::: RECORD LIST

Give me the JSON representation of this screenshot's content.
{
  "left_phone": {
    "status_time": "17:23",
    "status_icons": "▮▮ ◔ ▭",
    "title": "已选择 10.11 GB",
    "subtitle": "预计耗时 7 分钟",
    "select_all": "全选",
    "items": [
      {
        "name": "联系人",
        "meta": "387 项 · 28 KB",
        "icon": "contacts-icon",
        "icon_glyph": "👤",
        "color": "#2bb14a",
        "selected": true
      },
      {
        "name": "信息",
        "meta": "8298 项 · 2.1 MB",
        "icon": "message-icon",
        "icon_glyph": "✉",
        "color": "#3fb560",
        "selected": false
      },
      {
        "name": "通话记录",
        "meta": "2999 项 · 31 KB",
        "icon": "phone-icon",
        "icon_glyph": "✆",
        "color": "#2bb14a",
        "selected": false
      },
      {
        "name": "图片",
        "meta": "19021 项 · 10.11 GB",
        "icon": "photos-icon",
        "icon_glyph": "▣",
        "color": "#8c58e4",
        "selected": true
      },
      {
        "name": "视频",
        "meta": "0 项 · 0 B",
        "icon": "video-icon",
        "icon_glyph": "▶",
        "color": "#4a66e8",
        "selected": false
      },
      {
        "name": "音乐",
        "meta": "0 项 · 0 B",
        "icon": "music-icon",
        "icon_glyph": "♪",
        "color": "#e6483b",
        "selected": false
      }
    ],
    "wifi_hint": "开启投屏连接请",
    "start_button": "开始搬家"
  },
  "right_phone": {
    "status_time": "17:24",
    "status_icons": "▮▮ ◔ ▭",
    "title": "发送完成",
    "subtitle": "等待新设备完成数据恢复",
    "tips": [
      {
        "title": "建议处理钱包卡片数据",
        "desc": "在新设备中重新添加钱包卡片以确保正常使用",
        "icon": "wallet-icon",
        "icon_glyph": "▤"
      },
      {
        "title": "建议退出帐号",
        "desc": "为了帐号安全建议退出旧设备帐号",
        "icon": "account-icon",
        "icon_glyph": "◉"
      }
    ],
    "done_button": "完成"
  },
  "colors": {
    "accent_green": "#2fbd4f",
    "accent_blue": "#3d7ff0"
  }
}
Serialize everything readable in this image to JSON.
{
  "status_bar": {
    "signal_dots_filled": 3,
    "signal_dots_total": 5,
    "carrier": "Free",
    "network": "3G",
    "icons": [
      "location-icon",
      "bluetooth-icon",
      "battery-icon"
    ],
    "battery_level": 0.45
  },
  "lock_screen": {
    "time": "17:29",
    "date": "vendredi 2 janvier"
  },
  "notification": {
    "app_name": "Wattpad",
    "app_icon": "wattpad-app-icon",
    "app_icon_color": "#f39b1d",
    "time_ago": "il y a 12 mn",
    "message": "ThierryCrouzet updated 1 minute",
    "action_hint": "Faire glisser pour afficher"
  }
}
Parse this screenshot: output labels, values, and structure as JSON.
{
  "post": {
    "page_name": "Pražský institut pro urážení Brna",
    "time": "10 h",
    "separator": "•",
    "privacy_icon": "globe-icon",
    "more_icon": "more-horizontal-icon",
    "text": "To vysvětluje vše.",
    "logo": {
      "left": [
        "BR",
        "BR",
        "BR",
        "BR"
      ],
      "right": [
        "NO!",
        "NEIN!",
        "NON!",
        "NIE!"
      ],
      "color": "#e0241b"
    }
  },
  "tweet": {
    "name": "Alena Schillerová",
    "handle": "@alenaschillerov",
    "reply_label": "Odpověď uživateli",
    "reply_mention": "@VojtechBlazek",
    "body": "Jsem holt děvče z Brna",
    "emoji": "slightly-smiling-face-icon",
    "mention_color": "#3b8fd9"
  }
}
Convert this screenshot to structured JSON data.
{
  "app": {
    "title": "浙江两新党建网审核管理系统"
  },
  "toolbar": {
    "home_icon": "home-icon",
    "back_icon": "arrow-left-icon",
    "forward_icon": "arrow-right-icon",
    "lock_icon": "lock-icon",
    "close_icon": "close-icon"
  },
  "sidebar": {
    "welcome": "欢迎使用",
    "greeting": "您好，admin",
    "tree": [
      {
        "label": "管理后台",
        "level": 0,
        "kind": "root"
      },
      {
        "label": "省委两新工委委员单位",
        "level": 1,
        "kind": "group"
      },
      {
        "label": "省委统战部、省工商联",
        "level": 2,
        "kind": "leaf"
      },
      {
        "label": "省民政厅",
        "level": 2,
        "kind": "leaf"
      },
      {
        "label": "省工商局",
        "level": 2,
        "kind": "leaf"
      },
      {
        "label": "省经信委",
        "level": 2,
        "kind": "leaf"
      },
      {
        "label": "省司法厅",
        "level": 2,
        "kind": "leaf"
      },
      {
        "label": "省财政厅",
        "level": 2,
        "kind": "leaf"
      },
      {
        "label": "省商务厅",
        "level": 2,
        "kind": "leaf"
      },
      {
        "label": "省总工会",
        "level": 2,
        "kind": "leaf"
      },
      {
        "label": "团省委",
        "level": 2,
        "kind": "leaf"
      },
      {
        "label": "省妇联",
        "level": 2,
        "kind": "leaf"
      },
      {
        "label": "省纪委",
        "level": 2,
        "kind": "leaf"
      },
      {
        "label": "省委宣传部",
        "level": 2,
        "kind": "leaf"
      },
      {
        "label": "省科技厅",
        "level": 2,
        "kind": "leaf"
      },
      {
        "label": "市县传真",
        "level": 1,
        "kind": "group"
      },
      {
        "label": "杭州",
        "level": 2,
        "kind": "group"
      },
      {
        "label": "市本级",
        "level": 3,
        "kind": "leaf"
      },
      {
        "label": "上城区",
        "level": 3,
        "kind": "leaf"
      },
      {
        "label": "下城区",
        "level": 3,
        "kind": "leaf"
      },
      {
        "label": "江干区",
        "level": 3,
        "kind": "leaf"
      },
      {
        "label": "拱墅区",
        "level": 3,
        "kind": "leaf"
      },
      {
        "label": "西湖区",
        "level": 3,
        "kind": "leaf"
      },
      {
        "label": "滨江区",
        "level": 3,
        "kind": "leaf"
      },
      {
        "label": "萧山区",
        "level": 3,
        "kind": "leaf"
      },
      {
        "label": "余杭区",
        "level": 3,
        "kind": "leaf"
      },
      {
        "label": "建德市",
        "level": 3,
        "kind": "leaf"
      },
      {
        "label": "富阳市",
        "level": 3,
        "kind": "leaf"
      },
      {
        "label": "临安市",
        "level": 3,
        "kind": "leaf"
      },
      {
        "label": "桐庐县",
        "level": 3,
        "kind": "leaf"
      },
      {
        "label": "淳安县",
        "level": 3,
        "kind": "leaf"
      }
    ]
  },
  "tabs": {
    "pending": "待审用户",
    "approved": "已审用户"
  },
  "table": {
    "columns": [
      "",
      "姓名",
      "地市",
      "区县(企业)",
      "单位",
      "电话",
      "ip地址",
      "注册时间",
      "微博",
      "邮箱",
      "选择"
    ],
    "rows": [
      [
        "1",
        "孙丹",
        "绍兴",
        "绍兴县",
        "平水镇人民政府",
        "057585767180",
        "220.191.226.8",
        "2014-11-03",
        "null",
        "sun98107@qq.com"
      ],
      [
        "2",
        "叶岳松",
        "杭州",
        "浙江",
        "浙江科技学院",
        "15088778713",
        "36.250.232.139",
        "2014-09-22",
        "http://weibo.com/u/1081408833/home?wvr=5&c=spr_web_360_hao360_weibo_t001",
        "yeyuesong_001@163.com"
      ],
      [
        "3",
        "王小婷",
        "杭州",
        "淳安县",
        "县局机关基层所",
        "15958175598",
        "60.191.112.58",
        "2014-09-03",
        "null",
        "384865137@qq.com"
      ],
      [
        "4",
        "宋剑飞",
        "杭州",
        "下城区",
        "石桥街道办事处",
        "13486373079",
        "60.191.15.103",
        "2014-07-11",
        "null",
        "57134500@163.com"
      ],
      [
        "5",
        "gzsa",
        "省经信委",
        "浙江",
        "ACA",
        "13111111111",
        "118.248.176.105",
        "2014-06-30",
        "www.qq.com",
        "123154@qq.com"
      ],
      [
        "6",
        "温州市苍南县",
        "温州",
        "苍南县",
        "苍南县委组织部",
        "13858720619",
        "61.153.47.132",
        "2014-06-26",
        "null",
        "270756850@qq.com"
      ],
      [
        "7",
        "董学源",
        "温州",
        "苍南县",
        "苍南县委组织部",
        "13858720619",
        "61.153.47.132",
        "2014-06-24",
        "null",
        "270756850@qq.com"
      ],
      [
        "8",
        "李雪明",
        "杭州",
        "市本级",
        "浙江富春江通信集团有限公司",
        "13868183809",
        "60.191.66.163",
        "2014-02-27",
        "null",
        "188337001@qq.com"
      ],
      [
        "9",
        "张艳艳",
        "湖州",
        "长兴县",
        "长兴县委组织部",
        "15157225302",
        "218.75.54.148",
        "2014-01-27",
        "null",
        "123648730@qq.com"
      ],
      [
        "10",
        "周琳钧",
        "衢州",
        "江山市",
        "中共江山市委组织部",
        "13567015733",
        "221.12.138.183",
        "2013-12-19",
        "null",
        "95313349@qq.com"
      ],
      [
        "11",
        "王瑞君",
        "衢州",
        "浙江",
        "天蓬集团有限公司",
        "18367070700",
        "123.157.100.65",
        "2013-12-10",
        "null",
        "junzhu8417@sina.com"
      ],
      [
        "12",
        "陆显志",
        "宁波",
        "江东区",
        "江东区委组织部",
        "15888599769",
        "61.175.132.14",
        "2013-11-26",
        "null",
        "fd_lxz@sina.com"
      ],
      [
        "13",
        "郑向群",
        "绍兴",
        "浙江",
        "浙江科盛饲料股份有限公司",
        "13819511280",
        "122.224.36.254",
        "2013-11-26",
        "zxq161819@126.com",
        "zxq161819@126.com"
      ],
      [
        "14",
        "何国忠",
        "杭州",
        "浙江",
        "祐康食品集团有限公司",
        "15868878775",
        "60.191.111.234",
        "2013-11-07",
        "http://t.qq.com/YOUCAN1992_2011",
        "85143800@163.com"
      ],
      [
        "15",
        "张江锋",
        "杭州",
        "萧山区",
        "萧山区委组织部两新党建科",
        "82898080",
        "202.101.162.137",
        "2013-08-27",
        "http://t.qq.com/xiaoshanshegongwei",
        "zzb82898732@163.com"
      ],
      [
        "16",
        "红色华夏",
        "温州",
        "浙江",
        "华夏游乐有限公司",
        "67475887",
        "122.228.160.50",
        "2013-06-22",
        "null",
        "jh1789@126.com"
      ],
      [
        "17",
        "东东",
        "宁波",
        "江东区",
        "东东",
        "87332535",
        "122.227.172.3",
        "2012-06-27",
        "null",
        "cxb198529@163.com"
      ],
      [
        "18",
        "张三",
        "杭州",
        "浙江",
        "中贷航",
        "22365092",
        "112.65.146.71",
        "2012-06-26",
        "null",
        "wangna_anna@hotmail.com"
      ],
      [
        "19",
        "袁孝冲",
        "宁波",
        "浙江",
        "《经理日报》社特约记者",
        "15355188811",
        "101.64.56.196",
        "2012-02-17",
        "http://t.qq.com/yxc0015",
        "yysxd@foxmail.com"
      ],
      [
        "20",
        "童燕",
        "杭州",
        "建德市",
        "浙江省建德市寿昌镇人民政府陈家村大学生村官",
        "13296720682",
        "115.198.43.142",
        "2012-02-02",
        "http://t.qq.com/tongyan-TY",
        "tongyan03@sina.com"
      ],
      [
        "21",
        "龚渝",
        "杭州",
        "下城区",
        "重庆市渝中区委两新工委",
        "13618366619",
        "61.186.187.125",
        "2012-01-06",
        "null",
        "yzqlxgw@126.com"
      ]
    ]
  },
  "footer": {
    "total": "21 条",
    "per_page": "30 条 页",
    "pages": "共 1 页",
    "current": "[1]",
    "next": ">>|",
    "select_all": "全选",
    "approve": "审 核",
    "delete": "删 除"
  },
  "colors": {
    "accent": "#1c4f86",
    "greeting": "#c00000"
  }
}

::::::

[SET PROBLEM]
Copy each line of the listing that holds the word "subtitle".

[THE ANSWER]
    "subtitle": "预计耗时 7 分钟",
    "subtitle": "等待新设备完成数据恢复",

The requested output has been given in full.